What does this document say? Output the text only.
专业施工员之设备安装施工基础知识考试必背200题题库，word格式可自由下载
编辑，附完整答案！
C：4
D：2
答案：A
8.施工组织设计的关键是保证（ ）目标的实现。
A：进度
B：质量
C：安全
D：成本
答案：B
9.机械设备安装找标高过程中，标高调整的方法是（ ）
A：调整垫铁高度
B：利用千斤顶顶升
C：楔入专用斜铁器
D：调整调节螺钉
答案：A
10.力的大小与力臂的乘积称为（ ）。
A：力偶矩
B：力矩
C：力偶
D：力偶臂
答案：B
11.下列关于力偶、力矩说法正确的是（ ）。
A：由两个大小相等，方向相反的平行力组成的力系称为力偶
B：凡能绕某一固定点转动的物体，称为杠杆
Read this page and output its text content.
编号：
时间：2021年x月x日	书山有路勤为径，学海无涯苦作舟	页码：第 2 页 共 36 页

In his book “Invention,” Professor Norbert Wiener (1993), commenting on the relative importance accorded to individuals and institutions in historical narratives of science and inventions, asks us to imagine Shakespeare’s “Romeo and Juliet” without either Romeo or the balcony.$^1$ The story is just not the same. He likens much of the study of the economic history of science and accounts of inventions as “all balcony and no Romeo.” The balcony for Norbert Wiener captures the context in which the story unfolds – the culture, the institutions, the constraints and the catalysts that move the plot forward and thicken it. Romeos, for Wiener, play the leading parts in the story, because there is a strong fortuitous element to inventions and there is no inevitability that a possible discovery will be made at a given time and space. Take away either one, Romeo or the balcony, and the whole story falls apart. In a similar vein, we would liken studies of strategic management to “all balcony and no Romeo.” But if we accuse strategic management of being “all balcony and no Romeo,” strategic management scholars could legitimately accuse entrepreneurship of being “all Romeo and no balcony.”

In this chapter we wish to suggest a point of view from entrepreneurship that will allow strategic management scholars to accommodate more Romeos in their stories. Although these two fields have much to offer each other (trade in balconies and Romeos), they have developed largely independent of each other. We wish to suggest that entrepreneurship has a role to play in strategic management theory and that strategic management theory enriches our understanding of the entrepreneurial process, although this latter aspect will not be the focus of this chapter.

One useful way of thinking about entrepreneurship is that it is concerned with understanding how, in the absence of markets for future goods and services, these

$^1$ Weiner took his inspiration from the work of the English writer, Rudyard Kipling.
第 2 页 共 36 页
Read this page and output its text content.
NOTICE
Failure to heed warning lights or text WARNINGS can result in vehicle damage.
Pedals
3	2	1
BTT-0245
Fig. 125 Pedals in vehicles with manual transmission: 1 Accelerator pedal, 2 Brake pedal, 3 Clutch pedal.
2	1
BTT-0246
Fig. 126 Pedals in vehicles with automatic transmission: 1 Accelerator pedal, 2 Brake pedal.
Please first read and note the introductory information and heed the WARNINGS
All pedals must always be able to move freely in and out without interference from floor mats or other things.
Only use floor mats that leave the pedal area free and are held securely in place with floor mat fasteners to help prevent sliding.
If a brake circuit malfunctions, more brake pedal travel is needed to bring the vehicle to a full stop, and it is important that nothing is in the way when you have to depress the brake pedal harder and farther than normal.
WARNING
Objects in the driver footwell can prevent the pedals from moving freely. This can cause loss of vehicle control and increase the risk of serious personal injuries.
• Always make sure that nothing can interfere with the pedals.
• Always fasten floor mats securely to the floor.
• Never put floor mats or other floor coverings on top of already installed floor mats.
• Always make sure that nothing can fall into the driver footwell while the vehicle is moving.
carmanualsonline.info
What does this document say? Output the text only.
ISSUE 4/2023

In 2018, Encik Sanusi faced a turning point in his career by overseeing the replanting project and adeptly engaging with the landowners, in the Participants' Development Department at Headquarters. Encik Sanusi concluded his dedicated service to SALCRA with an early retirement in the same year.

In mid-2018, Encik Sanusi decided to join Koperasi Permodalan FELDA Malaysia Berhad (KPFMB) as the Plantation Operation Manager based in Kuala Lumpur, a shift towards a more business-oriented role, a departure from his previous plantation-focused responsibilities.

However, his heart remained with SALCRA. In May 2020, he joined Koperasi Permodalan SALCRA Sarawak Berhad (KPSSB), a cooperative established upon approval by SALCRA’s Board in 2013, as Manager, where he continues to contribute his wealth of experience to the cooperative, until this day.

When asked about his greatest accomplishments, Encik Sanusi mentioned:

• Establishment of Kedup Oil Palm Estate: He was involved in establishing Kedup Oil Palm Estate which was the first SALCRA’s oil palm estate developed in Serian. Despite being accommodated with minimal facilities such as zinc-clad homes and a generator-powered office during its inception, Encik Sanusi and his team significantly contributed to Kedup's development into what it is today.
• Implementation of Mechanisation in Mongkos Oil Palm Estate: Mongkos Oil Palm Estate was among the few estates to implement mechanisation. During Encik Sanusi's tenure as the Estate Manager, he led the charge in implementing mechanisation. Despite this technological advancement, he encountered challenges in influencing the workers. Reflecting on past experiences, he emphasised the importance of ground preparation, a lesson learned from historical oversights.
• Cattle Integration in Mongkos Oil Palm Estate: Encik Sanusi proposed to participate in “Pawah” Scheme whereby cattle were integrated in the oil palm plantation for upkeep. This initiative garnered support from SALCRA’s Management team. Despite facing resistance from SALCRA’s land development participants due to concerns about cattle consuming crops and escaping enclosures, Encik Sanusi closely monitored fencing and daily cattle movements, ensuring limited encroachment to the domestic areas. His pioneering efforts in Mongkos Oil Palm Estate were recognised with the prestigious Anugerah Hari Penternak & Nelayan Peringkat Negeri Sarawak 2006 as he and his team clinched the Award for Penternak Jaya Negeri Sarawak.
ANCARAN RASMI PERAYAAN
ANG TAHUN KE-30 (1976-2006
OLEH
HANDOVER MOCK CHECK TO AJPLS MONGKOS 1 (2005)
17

Exercise requirements → Reproduce the records above exactly as they appear.

Solution for this task →
What does this document say? Output the text only.
专业施工员之设备安装施工基础知识考试必背200题题库，word格式可自由下载
编辑，附完整答案！
C：4
D：2
答案：A
8.施工组织设计的关键是保证（ ）目标的实现。
A：进度
B：质量
C：安全
D：成本
答案：B
9.机械设备安装找标高过程中，标高调整的方法是（ ）
A：调整垫铁高度
B：利用千斤顶顶升
C：楔入专用斜铁器
D：调整调节螺钉
答案：A
10.力的大小与力臂的乘积称为（ ）。
A：力偶矩
B：力矩
C：力偶
D：力偶臂
答案：B
11.下列关于力偶、力矩说法正确的是（ ）。
A：由两个大小相等，方向相反的平行力组成的力系称为力偶
B：凡能绕某一固定点转动的物体，称为杠杆
Read this page and output its text content.
编号：
时间：2021年x月x日	书山有路勤为径，学海无涯苦作舟	页码：第 2 页 共 36 页

In his book “Invention,” Professor Norbert Wiener (1993), commenting on the relative importance accorded to individuals and institutions in historical narratives of science and inventions, asks us to imagine Shakespeare’s “Romeo and Juliet” without either Romeo or the balcony.$^1$ The story is just not the same. He likens much of the study of the economic history of science and accounts of inventions as “all balcony and no Romeo.” The balcony for Norbert Wiener captures the context in which the story unfolds – the culture, the institutions, the constraints and the catalysts that move the plot forward and thicken it. Romeos, for Wiener, play the leading parts in the story, because there is a strong fortuitous element to inventions and there is no inevitability that a possible discovery will be made at a given time and space. Take away either one, Romeo or the balcony, and the whole story falls apart. In a similar vein, we would liken studies of strategic management to “all balcony and no Romeo.” But if we accuse strategic management of being “all balcony and no Romeo,” strategic management scholars could legitimately accuse entrepreneurship of being “all Romeo and no balcony.”

In this chapter we wish to suggest a point of view from entrepreneurship that will allow strategic management scholars to accommodate more Romeos in their stories. Although these two fields have much to offer each other (trade in balconies and Romeos), they have developed largely independent of each other. We wish to suggest that entrepreneurship has a role to play in strategic management theory and that strategic management theory enriches our understanding of the entrepreneurial process, although this latter aspect will not be the focus of this chapter.

One useful way of thinking about entrepreneurship is that it is concerned with understanding how, in the absence of markets for future goods and services, these

$^1$ Weiner took his inspiration from the work of the English writer, Rudyard Kipling.
第 2 页 共 36 页
Read this page and output its text content.
NOTICE
Failure to heed warning lights or text WARNINGS can result in vehicle damage.
Pedals
3	2	1
BTT-0245
Fig. 125 Pedals in vehicles with manual transmission: 1 Accelerator pedal, 2 Brake pedal, 3 Clutch pedal.
2	1
BTT-0246
Fig. 126 Pedals in vehicles with automatic transmission: 1 Accelerator pedal, 2 Brake pedal.
Please first read and note the introductory information and heed the WARNINGS
All pedals must always be able to move freely in and out without interference from floor mats or other things.
Only use floor mats that leave the pedal area free and are held securely in place with floor mat fasteners to help prevent sliding.
If a brake circuit malfunctions, more brake pedal travel is needed to bring the vehicle to a full stop, and it is important that nothing is in the way when you have to depress the brake pedal harder and farther than normal.
WARNING
Objects in the driver footwell can prevent the pedals from moving freely. This can cause loss of vehicle control and increase the risk of serious personal injuries.
• Always make sure that nothing can interfere with the pedals.
• Always fasten floor mats securely to the floor.
• Never put floor mats or other floor coverings on top of already installed floor mats.
• Always make sure that nothing can fall into the driver footwell while the vehicle is moving.
carmanualsonline.info
What does this document say? Output the text only.
ISSUE 4/2023

In 2018, Encik Sanusi faced a turning point in his career by overseeing the replanting project and adeptly engaging with the landowners, in the Participants' Development Department at Headquarters. Encik Sanusi concluded his dedicated service to SALCRA with an early retirement in the same year.

In mid-2018, Encik Sanusi decided to join Koperasi Permodalan FELDA Malaysia Berhad (KPFMB) as the Plantation Operation Manager based in Kuala Lumpur, a shift towards a more business-oriented role, a departure from his previous plantation-focused responsibilities.

However, his heart remained with SALCRA. In May 2020, he joined Koperasi Permodalan SALCRA Sarawak Berhad (KPSSB), a cooperative established upon approval by SALCRA’s Board in 2013, as Manager, where he continues to contribute his wealth of experience to the cooperative, until this day.

When asked about his greatest accomplishments, Encik Sanusi mentioned:

• Establishment of Kedup Oil Palm Estate: He was involved in establishing Kedup Oil Palm Estate which was the first SALCRA’s oil palm estate developed in Serian. Despite being accommodated with minimal facilities such as zinc-clad homes and a generator-powered office during its inception, Encik Sanusi and his team significantly contributed to Kedup's development into what it is today.
• Implementation of Mechanisation in Mongkos Oil Palm Estate: Mongkos Oil Palm Estate was among the few estates to implement mechanisation. During Encik Sanusi's tenure as the Estate Manager, he led the charge in implementing mechanisation. Despite this technological advancement, he encountered challenges in influencing the workers. Reflecting on past experiences, he emphasised the importance of ground preparation, a lesson learned from historical oversights.
• Cattle Integration in Mongkos Oil Palm Estate: Encik Sanusi proposed to participate in “Pawah” Scheme whereby cattle were integrated in the oil palm plantation for upkeep. This initiative garnered support from SALCRA’s Management team. Despite facing resistance from SALCRA’s land development participants due to concerns about cattle consuming crops and escaping enclosures, Encik Sanusi closely monitored fencing and daily cattle movements, ensuring limited encroachment to the domestic areas. His pioneering efforts in Mongkos Oil Palm Estate were recognised with the prestigious Anugerah Hari Penternak & Nelayan Peringkat Negeri Sarawak 2006 as he and his team clinched the Award for Penternak Jaya Negeri Sarawak.
ANCARAN RASMI PERAYAAN
ANG TAHUN KE-30 (1976-2006
OLEH
HANDOVER MOCK CHECK TO AJPLS MONGKOS 1 (2005)
17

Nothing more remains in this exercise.